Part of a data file
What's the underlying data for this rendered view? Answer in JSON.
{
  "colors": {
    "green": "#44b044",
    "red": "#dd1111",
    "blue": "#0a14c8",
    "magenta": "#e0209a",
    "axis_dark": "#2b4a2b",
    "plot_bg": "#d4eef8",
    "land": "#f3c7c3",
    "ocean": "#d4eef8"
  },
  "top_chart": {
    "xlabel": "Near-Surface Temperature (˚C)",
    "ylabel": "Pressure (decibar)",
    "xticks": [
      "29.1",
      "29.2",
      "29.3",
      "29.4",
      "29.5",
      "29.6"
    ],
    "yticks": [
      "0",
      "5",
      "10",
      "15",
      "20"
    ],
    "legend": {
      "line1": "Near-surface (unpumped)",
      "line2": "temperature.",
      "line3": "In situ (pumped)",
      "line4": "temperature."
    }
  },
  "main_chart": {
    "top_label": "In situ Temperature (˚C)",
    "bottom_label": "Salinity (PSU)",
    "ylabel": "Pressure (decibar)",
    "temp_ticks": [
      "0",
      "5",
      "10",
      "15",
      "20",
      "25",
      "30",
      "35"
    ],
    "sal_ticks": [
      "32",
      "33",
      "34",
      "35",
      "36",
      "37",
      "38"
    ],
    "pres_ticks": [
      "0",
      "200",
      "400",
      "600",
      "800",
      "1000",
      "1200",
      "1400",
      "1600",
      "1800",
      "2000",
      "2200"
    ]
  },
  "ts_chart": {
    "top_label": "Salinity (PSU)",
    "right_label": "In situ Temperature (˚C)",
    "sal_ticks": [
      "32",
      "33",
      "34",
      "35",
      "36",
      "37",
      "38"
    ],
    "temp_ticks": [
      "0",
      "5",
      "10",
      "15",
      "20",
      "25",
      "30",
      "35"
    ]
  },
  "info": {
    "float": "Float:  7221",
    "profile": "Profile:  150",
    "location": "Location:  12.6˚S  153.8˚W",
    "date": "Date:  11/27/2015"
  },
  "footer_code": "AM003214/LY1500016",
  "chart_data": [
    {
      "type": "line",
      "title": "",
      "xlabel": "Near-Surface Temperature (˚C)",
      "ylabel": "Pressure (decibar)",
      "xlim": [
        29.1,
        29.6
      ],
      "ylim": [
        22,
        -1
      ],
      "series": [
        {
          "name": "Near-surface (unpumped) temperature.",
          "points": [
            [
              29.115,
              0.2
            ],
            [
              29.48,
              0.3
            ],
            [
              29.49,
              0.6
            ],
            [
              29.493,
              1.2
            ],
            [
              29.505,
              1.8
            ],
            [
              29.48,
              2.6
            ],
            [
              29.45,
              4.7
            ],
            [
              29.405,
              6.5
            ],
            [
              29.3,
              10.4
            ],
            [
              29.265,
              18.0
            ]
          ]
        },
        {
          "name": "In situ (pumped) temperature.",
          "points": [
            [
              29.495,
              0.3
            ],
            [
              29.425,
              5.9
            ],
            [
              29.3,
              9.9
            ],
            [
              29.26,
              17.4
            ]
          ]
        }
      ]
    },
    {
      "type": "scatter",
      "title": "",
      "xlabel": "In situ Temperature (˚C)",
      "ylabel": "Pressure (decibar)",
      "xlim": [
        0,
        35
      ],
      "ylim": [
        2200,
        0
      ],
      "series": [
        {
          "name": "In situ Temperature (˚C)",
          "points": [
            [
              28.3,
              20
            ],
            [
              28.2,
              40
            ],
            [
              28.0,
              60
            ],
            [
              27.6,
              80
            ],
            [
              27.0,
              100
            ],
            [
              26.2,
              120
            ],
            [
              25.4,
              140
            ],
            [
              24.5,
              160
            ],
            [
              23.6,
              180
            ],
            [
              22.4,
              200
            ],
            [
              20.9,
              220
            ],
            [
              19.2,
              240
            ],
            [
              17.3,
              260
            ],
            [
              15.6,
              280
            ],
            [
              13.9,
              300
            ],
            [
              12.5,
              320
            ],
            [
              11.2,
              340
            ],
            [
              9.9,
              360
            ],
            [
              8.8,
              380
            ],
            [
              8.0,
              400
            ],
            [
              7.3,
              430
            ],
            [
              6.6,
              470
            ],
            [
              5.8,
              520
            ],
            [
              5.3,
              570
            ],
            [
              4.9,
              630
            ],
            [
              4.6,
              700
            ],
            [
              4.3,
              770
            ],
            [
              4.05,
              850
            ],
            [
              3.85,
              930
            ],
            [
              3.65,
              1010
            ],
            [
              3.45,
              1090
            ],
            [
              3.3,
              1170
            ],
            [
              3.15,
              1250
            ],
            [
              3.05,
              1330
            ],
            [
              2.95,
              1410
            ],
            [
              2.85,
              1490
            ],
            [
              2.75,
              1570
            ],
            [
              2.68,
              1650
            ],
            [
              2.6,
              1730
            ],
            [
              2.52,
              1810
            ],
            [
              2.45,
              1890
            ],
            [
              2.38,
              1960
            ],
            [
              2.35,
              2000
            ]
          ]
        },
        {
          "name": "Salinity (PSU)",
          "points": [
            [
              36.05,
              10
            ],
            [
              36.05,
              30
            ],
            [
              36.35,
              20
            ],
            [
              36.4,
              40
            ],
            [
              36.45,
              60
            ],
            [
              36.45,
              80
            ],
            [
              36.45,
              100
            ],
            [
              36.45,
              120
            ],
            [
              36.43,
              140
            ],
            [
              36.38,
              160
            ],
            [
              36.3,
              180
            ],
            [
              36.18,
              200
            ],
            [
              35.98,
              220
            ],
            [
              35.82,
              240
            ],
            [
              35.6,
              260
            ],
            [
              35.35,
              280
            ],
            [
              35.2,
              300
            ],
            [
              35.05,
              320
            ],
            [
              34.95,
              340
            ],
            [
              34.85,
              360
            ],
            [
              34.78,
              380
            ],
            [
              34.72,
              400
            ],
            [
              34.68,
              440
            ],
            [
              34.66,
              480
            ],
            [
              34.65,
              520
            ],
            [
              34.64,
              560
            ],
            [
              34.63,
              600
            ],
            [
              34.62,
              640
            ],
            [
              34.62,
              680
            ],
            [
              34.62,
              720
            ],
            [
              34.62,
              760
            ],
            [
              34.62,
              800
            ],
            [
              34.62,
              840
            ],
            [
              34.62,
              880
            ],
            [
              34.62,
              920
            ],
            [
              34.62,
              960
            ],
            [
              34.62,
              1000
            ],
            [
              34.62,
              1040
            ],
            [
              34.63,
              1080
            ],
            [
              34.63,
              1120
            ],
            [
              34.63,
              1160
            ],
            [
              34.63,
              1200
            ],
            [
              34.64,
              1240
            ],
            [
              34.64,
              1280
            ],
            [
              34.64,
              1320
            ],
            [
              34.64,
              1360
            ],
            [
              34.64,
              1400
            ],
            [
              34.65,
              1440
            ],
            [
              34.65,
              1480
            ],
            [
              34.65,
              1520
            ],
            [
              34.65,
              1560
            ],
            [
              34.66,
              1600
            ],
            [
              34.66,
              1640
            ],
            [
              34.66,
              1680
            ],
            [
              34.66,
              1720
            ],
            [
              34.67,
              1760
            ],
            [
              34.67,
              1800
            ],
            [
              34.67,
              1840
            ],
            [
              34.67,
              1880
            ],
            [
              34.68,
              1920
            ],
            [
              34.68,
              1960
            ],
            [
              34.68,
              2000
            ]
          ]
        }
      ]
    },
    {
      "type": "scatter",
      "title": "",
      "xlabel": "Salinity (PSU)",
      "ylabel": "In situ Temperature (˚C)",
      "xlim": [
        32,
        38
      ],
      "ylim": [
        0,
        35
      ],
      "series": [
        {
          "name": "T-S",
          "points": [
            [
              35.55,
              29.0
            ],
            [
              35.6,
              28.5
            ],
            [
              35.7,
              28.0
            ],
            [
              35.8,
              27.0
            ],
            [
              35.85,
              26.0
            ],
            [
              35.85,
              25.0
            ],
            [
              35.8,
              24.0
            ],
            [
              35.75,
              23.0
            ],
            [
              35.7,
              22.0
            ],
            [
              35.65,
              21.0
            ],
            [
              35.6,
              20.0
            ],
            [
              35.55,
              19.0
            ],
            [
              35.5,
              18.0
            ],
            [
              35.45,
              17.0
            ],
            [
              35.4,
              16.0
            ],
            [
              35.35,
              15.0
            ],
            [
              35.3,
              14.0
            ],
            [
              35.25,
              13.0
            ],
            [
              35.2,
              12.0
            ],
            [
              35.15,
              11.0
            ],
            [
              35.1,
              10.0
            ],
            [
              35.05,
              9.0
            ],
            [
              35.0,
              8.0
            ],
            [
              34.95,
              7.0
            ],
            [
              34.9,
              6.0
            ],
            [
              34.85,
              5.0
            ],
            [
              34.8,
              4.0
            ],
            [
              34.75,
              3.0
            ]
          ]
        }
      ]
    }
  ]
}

• **THE PROBLEM**:
Out of the records, collect only those lines that contain the string "Near".

• **ANSWER TO THIS PROBLEM**:
    "xlabel": "Near-Surface Temperature (˚C)",
      "line1": "Near-surface (unpumped)",
      "xlabel": "Near-Surface Temperature (˚C)",
          "name": "Near-surface (unpumped) temperature.",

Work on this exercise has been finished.